STATED EXERCISE - Repeat the material verbatim and drop the pictures.

╭──

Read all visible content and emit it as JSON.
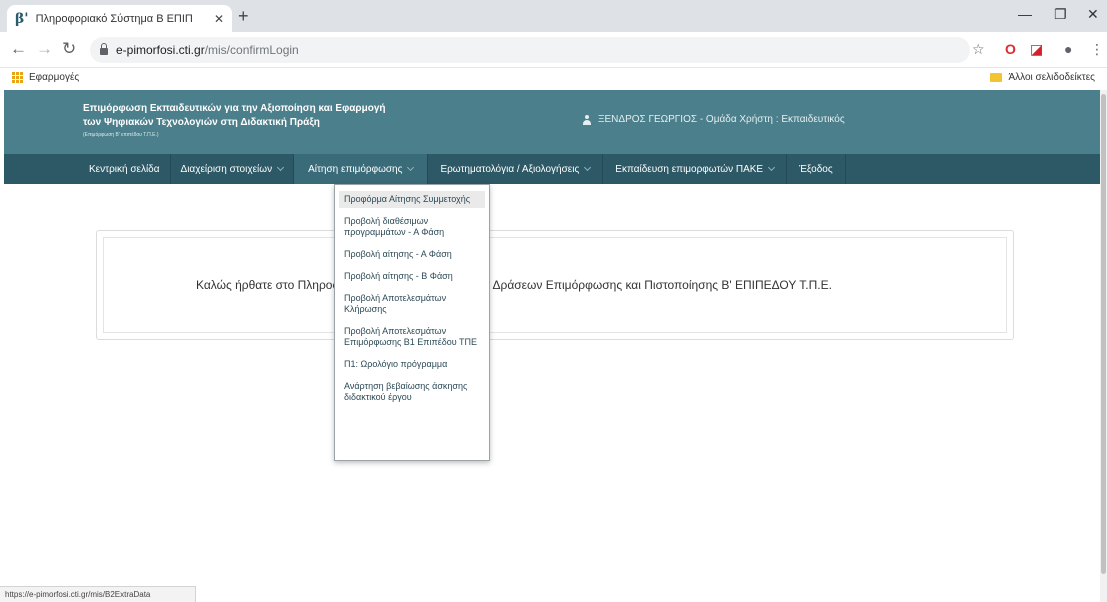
{
  "browser": {
    "tab": {
      "favicon": "β'",
      "title": "Πληροφοριακό Σύστημα Β ΕΠΙΠ",
      "close": "✕"
    },
    "new_tab": "+",
    "window": {
      "minimize": "—",
      "restore": "❐",
      "close": "✕"
    },
    "nav": {
      "back": "←",
      "forward": "→",
      "reload": "↻"
    },
    "url": {
      "domain": "e-pimorfosi.cti.gr",
      "path": "/mis/confirmLogin"
    },
    "toolbar_icons": {
      "bookmark": "☆",
      "opera": "O",
      "pdf": "◪",
      "account": "●",
      "menu": "⋮"
    },
    "bookmarks": {
      "apps_label": "Εφαρμογές",
      "other_label": "Άλλοι σελιδοδείκτες"
    },
    "status_url": "https://e-pimorfosi.cti.gr/mis/B2ExtraData"
  },
  "header": {
    "title_line1": "Επιμόρφωση Εκπαιδευτικών για την Αξιοποίηση και Εφαρμογή",
    "title_line2": "των Ψηφιακών Τεχνολογιών στη Διδακτική Πράξη",
    "subtitle": "(Επιμόρφωση Β' επιπέδου Τ.Π.Ε.)",
    "user": "ΞΕΝΔΡΟΣ ΓΕΩΡΓΙΟΣ - Ομάδα Χρήστη : Εκπαιδευτικός"
  },
  "nav": {
    "items": [
      {
        "label": "Κεντρική σελίδα"
      },
      {
        "label": "Διαχείριση στοιχείων"
      },
      {
        "label": "Αίτηση επιμόρφωσης"
      },
      {
        "label": "Ερωτηματολόγια / Αξιολογήσεις"
      },
      {
        "label": "Εκπαίδευση επιμορφωτών ΠΑΚΕ"
      },
      {
        "label": "Έξοδος"
      }
    ]
  },
  "welcome": "Καλώς ήρθατε στο Πληροφοριακό Σύστημα Διαχείρισης Δράσεων Επιμόρφωσης και Πιστοποίησης Β' ΕΠΙΠΕΔΟΥ Τ.Π.Ε.",
  "dropdown": {
    "items": [
      {
        "label": "Προφόρμα Αίτησης Συμμετοχής"
      },
      {
        "label": "Προβολή διαθέσιμων προγραμμάτων - Α Φάση"
      },
      {
        "label": "Προβολή αίτησης - Α Φάση"
      },
      {
        "label": "Προβολή αίτησης - Β Φάση"
      },
      {
        "label": "Προβολή Αποτελεσμάτων Κλήρωσης"
      },
      {
        "label": "Προβολή Αποτελεσμάτων Επιμόρφωσης Β1 Επιπέδου ΤΠΕ"
      },
      {
        "label": "Π1: Ωρολόγιο πρόγραμμα"
      },
      {
        "label": "Ανάρτηση βεβαίωσης άσκησης διδακτικού έργου"
      }
    ]
  },
  "colors": {
    "header": "#4b7f8b",
    "nav": "#2d5866",
    "nav_active": "#3a6b79"
  }
}
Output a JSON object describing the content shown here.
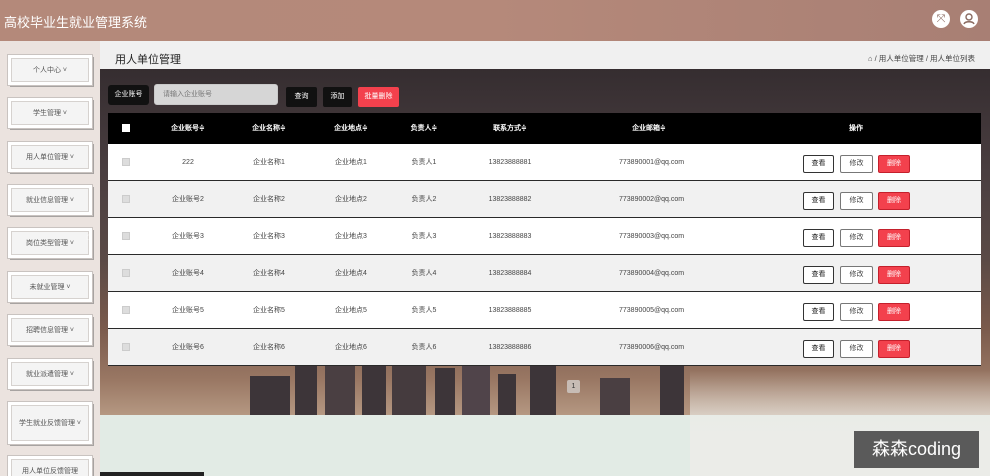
{
  "header": {
    "title": "高校毕业生就业管理系统",
    "icons": [
      "fullscreen-icon",
      "user-icon"
    ]
  },
  "sidebar": {
    "items": [
      {
        "label": "个人中心 ˅"
      },
      {
        "label": "学生管理 ˅"
      },
      {
        "label": "用人单位管理 ˅"
      },
      {
        "label": "就业信息管理 ˅"
      },
      {
        "label": "岗位类型管理 ˅"
      },
      {
        "label": "未就业管理 ˅"
      },
      {
        "label": "招聘信息管理 ˅"
      },
      {
        "label": "就业派遣管理 ˅"
      },
      {
        "label": "学生就业反馈管理 ˅"
      },
      {
        "label": "用人单位反馈管理"
      }
    ]
  },
  "page": {
    "title": "用人单位管理",
    "breadcrumb": "⌂ / 用人单位管理 / 用人单位列表"
  },
  "toolbar": {
    "search_label": "企业账号",
    "search_placeholder": "请输入企业账号",
    "query_label": "查询",
    "add_label": "添加",
    "batch_delete_label": "批量删除"
  },
  "table": {
    "columns": [
      "企业账号≑",
      "企业名称≑",
      "企业地点≑",
      "负责人≑",
      "联系方式≑",
      "企业邮箱≑",
      "操作"
    ],
    "action_labels": {
      "view": "查看",
      "edit": "修改",
      "delete": "删除"
    },
    "rows": [
      {
        "account": "222",
        "name": "企业名称1",
        "place": "企业地点1",
        "person": "负责人1",
        "phone": "13823888881",
        "email": "773890001@qq.com"
      },
      {
        "account": "企业账号2",
        "name": "企业名称2",
        "place": "企业地点2",
        "person": "负责人2",
        "phone": "13823888882",
        "email": "773890002@qq.com"
      },
      {
        "account": "企业账号3",
        "name": "企业名称3",
        "place": "企业地点3",
        "person": "负责人3",
        "phone": "13823888883",
        "email": "773890003@qq.com"
      },
      {
        "account": "企业账号4",
        "name": "企业名称4",
        "place": "企业地点4",
        "person": "负责人4",
        "phone": "13823888884",
        "email": "773890004@qq.com"
      },
      {
        "account": "企业账号5",
        "name": "企业名称5",
        "place": "企业地点5",
        "person": "负责人5",
        "phone": "13823888885",
        "email": "773890005@qq.com"
      },
      {
        "account": "企业账号6",
        "name": "企业名称6",
        "place": "企业地点6",
        "person": "负责人6",
        "phone": "13823888886",
        "email": "773890006@qq.com"
      }
    ]
  },
  "pagination": {
    "current": "1"
  },
  "watermark": "森森coding"
}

╰──

TASK ANSWER -
Read all visible content and emit it as JSON.
{
  "browser": {
    "tab": {
      "favicon": "β'",
      "title": "Πληροφοριακό Σύστημα Β ΕΠΙΠ",
      "close": "✕"
    },
    "new_tab": "+",
    "window": {
      "minimize": "—",
      "restore": "❐",
      "close": "✕"
    },
    "nav": {
      "back": "←",
      "forward": "→",
      "reload": "↻"
    },
    "url": {
      "domain": "e-pimorfosi.cti.gr",
      "path": "/mis/confirmLogin"
    },
    "toolbar_icons": {
      "bookmark": "☆",
      "opera": "O",
      "pdf": "◪",
      "account": "●",
      "menu": "⋮"
    },
    "bookmarks": {
      "apps_label": "Εφαρμογές",
      "other_label": "Άλλοι σελιδοδείκτες"
    },
    "status_url": "https://e-pimorfosi.cti.gr/mis/B2ExtraData"
  },
  "header": {
    "title_line1": "Επιμόρφωση Εκπαιδευτικών για την Αξιοποίηση και Εφαρμογή",
    "title_line2": "των Ψηφιακών Τεχνολογιών στη Διδακτική Πράξη",
    "subtitle": "(Επιμόρφωση Β' επιπέδου Τ.Π.Ε.)",
    "user": "ΞΕΝΔΡΟΣ ΓΕΩΡΓΙΟΣ - Ομάδα Χρήστη : Εκπαιδευτικός"
  },
  "nav": {
    "items": [
      {
        "label": "Κεντρική σελίδα"
      },
      {
        "label": "Διαχείριση στοιχείων"
      },
      {
        "label": "Αίτηση επιμόρφωσης"
      },
      {
        "label": "Ερωτηματολόγια / Αξιολογήσεις"
      },
      {
        "label": "Εκπαίδευση επιμορφωτών ΠΑΚΕ"
      },
      {
        "label": "Έξοδος"
      }
    ]
  },
  "welcome": "Καλώς ήρθατε στο Πληροφοριακό Σύστημα Διαχείρισης Δράσεων Επιμόρφωσης και Πιστοποίησης Β' ΕΠΙΠΕΔΟΥ Τ.Π.Ε.",
  "dropdown": {
    "items": [
      {
        "label": "Προφόρμα Αίτησης Συμμετοχής"
      },
      {
        "label": "Προβολή διαθέσιμων προγραμμάτων - Α Φάση"
      },
      {
        "label": "Προβολή αίτησης - Α Φάση"
      },
      {
        "label": "Προβολή αίτησης - Β Φάση"
      },
      {
        "label": "Προβολή Αποτελεσμάτων Κλήρωσης"
      },
      {
        "label": "Προβολή Αποτελεσμάτων Επιμόρφωσης Β1 Επιπέδου ΤΠΕ"
      },
      {
        "label": "Π1: Ωρολόγιο πρόγραμμα"
      },
      {
        "label": "Ανάρτηση βεβαίωσης άσκησης διδακτικού έργου"
      }
    ]
  },
  "colors": {
    "header": "#4b7f8b",
    "nav": "#2d5866",
    "nav_active": "#3a6b79"
  }
}
Output a JSON object describing the content shown here.
{
  "header": {
    "title": "高校毕业生就业管理系统",
    "icons": [
      "fullscreen-icon",
      "user-icon"
    ]
  },
  "sidebar": {
    "items": [
      {
        "label": "个人中心 ˅"
      },
      {
        "label": "学生管理 ˅"
      },
      {
        "label": "用人单位管理 ˅"
      },
      {
        "label": "就业信息管理 ˅"
      },
      {
        "label": "岗位类型管理 ˅"
      },
      {
        "label": "未就业管理 ˅"
      },
      {
        "label": "招聘信息管理 ˅"
      },
      {
        "label": "就业派遣管理 ˅"
      },
      {
        "label": "学生就业反馈管理 ˅"
      },
      {
        "label": "用人单位反馈管理"
      }
    ]
  },
  "page": {
    "title": "用人单位管理",
    "breadcrumb": "⌂ / 用人单位管理 / 用人单位列表"
  },
  "toolbar": {
    "search_label": "企业账号",
    "search_placeholder": "请输入企业账号",
    "query_label": "查询",
    "add_label": "添加",
    "batch_delete_label": "批量删除"
  },
  "table": {
    "columns": [
      "企业账号≑",
      "企业名称≑",
      "企业地点≑",
      "负责人≑",
      "联系方式≑",
      "企业邮箱≑",
      "操作"
    ],
    "action_labels": {
      "view": "查看",
      "edit": "修改",
      "delete": "删除"
    },
    "rows": [
      {
        "account": "222",
        "name": "企业名称1",
        "place": "企业地点1",
        "person": "负责人1",
        "phone": "13823888881",
        "email": "773890001@qq.com"
      },
      {
        "account": "企业账号2",
        "name": "企业名称2",
        "place": "企业地点2",
        "person": "负责人2",
        "phone": "13823888882",
        "email": "773890002@qq.com"
      },
      {
        "account": "企业账号3",
        "name": "企业名称3",
        "place": "企业地点3",
        "person": "负责人3",
        "phone": "13823888883",
        "email": "773890003@qq.com"
      },
      {
        "account": "企业账号4",
        "name": "企业名称4",
        "place": "企业地点4",
        "person": "负责人4",
        "phone": "13823888884",
        "email": "773890004@qq.com"
      },
      {
        "account": "企业账号5",
        "name": "企业名称5",
        "place": "企业地点5",
        "person": "负责人5",
        "phone": "13823888885",
        "email": "773890005@qq.com"
      },
      {
        "account": "企业账号6",
        "name": "企业名称6",
        "place": "企业地点6",
        "person": "负责人6",
        "phone": "13823888886",
        "email": "773890006@qq.com"
      }
    ]
  },
  "pagination": {
    "current": "1"
  },
  "watermark": "森森coding"
}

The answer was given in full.